Task inputs

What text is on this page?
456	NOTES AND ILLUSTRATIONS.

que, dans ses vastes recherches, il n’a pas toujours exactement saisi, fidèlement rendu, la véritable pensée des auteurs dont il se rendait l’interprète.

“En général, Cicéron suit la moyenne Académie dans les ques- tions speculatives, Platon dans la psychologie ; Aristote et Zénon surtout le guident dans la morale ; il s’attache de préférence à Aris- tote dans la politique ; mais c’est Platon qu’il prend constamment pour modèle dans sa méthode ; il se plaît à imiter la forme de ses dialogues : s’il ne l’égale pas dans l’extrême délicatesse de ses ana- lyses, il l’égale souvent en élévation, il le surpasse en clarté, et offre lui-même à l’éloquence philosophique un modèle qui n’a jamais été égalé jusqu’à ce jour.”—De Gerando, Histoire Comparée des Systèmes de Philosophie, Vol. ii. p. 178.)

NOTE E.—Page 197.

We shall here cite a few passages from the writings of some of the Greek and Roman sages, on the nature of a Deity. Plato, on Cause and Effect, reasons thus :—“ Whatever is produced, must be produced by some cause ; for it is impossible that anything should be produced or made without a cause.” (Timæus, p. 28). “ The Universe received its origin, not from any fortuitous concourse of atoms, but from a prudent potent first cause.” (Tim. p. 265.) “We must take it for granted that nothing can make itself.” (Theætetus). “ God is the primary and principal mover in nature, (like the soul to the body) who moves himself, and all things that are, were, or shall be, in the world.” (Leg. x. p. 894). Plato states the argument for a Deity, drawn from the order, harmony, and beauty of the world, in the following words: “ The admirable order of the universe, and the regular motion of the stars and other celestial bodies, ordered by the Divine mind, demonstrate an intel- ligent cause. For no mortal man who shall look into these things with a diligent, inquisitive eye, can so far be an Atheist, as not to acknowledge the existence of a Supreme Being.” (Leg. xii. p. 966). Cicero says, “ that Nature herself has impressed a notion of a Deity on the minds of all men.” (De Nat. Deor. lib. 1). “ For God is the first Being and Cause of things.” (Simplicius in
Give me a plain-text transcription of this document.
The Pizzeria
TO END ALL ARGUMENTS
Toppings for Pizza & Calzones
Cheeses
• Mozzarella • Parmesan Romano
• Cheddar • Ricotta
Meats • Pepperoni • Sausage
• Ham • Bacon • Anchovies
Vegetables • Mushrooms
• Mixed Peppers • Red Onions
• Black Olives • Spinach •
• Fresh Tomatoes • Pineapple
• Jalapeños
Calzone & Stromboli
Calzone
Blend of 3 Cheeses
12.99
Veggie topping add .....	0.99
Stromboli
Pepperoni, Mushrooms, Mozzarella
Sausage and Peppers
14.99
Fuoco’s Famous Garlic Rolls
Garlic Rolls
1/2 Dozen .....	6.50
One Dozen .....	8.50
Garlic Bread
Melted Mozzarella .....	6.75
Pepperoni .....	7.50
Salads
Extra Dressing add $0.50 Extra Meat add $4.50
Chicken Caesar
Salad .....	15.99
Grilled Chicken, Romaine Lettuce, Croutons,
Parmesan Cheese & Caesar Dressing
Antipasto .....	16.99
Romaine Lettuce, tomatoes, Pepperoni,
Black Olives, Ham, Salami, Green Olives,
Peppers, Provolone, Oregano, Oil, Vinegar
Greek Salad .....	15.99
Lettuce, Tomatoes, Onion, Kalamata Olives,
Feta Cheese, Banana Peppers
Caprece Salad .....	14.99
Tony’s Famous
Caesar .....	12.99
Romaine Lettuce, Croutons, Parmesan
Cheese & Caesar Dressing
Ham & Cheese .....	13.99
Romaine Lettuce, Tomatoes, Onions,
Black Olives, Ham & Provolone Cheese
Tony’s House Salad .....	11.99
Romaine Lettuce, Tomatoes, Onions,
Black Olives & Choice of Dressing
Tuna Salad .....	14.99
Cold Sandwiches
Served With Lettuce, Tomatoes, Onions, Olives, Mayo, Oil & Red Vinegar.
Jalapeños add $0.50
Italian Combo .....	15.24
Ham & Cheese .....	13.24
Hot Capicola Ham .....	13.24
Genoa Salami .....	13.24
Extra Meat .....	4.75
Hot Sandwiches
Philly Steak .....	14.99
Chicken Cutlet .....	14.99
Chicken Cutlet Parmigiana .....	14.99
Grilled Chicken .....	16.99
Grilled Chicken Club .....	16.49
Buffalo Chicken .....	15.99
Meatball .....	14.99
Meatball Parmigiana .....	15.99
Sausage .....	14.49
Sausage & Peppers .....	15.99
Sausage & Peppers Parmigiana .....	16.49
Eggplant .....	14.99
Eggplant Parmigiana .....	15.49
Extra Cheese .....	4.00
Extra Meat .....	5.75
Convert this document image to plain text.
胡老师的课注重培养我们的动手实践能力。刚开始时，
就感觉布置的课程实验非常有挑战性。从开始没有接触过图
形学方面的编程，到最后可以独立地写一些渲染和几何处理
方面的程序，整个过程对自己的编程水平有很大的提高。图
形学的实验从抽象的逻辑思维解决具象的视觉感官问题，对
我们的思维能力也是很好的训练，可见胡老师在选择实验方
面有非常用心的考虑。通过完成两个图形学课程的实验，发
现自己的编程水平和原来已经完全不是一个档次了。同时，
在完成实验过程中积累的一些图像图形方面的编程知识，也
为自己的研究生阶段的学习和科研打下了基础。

Your instructions
Copy out the full set of records precisely, leaving nothing out.

Expected output
What text is on this page?
456	NOTES AND ILLUSTRATIONS.

que, dans ses vastes recherches, il n’a pas toujours exactement saisi, fidèlement rendu, la véritable pensée des auteurs dont il se rendait l’interprète.

“En général, Cicéron suit la moyenne Académie dans les ques- tions speculatives, Platon dans la psychologie ; Aristote et Zénon surtout le guident dans la morale ; il s’attache de préférence à Aris- tote dans la politique ; mais c’est Platon qu’il prend constamment pour modèle dans sa méthode ; il se plaît à imiter la forme de ses dialogues : s’il ne l’égale pas dans l’extrême délicatesse de ses ana- lyses, il l’égale souvent en élévation, il le surpasse en clarté, et offre lui-même à l’éloquence philosophique un modèle qui n’a jamais été égalé jusqu’à ce jour.”—De Gerando, Histoire Comparée des Systèmes de Philosophie, Vol. ii. p. 178.)

NOTE E.—Page 197.

We shall here cite a few passages from the writings of some of the Greek and Roman sages, on the nature of a Deity. Plato, on Cause and Effect, reasons thus :—“ Whatever is produced, must be produced by some cause ; for it is impossible that anything should be produced or made without a cause.” (Timæus, p. 28). “ The Universe received its origin, not from any fortuitous concourse of atoms, but from a prudent potent first cause.” (Tim. p. 265.) “We must take it for granted that nothing can make itself.” (Theætetus). “ God is the primary and principal mover in nature, (like the soul to the body) who moves himself, and all things that are, were, or shall be, in the world.” (Leg. x. p. 894). Plato states the argument for a Deity, drawn from the order, harmony, and beauty of the world, in the following words: “ The admirable order of the universe, and the regular motion of the stars and other celestial bodies, ordered by the Divine mind, demonstrate an intel- ligent cause. For no mortal man who shall look into these things with a diligent, inquisitive eye, can so far be an Atheist, as not to acknowledge the existence of a Supreme Being.” (Leg. xii. p. 966). Cicero says, “ that Nature herself has impressed a notion of a Deity on the minds of all men.” (De Nat. Deor. lib. 1). “ For God is the first Being and Cause of things.” (Simplicius in
Give me a plain-text transcription of this document.
The Pizzeria
TO END ALL ARGUMENTS
Toppings for Pizza & Calzones
Cheeses
• Mozzarella • Parmesan Romano
• Cheddar • Ricotta
Meats • Pepperoni • Sausage
• Ham • Bacon • Anchovies
Vegetables • Mushrooms
• Mixed Peppers • Red Onions
• Black Olives • Spinach •
• Fresh Tomatoes • Pineapple
• Jalapeños
Calzone & Stromboli
Calzone
Blend of 3 Cheeses
12.99
Veggie topping add .....	0.99
Stromboli
Pepperoni, Mushrooms, Mozzarella
Sausage and Peppers
14.99
Fuoco’s Famous Garlic Rolls
Garlic Rolls
1/2 Dozen .....	6.50
One Dozen .....	8.50
Garlic Bread
Melted Mozzarella .....	6.75
Pepperoni .....	7.50
Salads
Extra Dressing add $0.50 Extra Meat add $4.50
Chicken Caesar
Salad .....	15.99
Grilled Chicken, Romaine Lettuce, Croutons,
Parmesan Cheese & Caesar Dressing
Antipasto .....	16.99
Romaine Lettuce, tomatoes, Pepperoni,
Black Olives, Ham, Salami, Green Olives,
Peppers, Provolone, Oregano, Oil, Vinegar
Greek Salad .....	15.99
Lettuce, Tomatoes, Onion, Kalamata Olives,
Feta Cheese, Banana Peppers
Caprece Salad .....	14.99
Tony’s Famous
Caesar .....	12.99
Romaine Lettuce, Croutons, Parmesan
Cheese & Caesar Dressing
Ham & Cheese .....	13.99
Romaine Lettuce, Tomatoes, Onions,
Black Olives, Ham & Provolone Cheese
Tony’s House Salad .....	11.99
Romaine Lettuce, Tomatoes, Onions,
Black Olives & Choice of Dressing
Tuna Salad .....	14.99
Cold Sandwiches
Served With Lettuce, Tomatoes, Onions, Olives, Mayo, Oil & Red Vinegar.
Jalapeños add $0.50
Italian Combo .....	15.24
Ham & Cheese .....	13.24
Hot Capicola Ham .....	13.24
Genoa Salami .....	13.24
Extra Meat .....	4.75
Hot Sandwiches
Philly Steak .....	14.99
Chicken Cutlet .....	14.99
Chicken Cutlet Parmigiana .....	14.99
Grilled Chicken .....	16.99
Grilled Chicken Club .....	16.49
Buffalo Chicken .....	15.99
Meatball .....	14.99
Meatball Parmigiana .....	15.99
Sausage .....	14.49
Sausage & Peppers .....	15.99
Sausage & Peppers Parmigiana .....	16.49
Eggplant .....	14.99
Eggplant Parmigiana .....	15.49
Extra Cheese .....	4.00
Extra Meat .....	5.75
Convert this document image to plain text.
胡老师的课注重培养我们的动手实践能力。刚开始时，
就感觉布置的课程实验非常有挑战性。从开始没有接触过图
形学方面的编程，到最后可以独立地写一些渲染和几何处理
方面的程序，整个过程对自己的编程水平有很大的提高。图
形学的实验从抽象的逻辑思维解决具象的视觉感官问题，对
我们的思维能力也是很好的训练，可见胡老师在选择实验方
面有非常用心的考虑。通过完成两个图形学课程的实验，发
现自己的编程水平和原来已经完全不是一个档次了。同时，
在完成实验过程中积累的一些图像图形方面的编程知识，也
为自己的研究生阶段的学习和科研打下了基础。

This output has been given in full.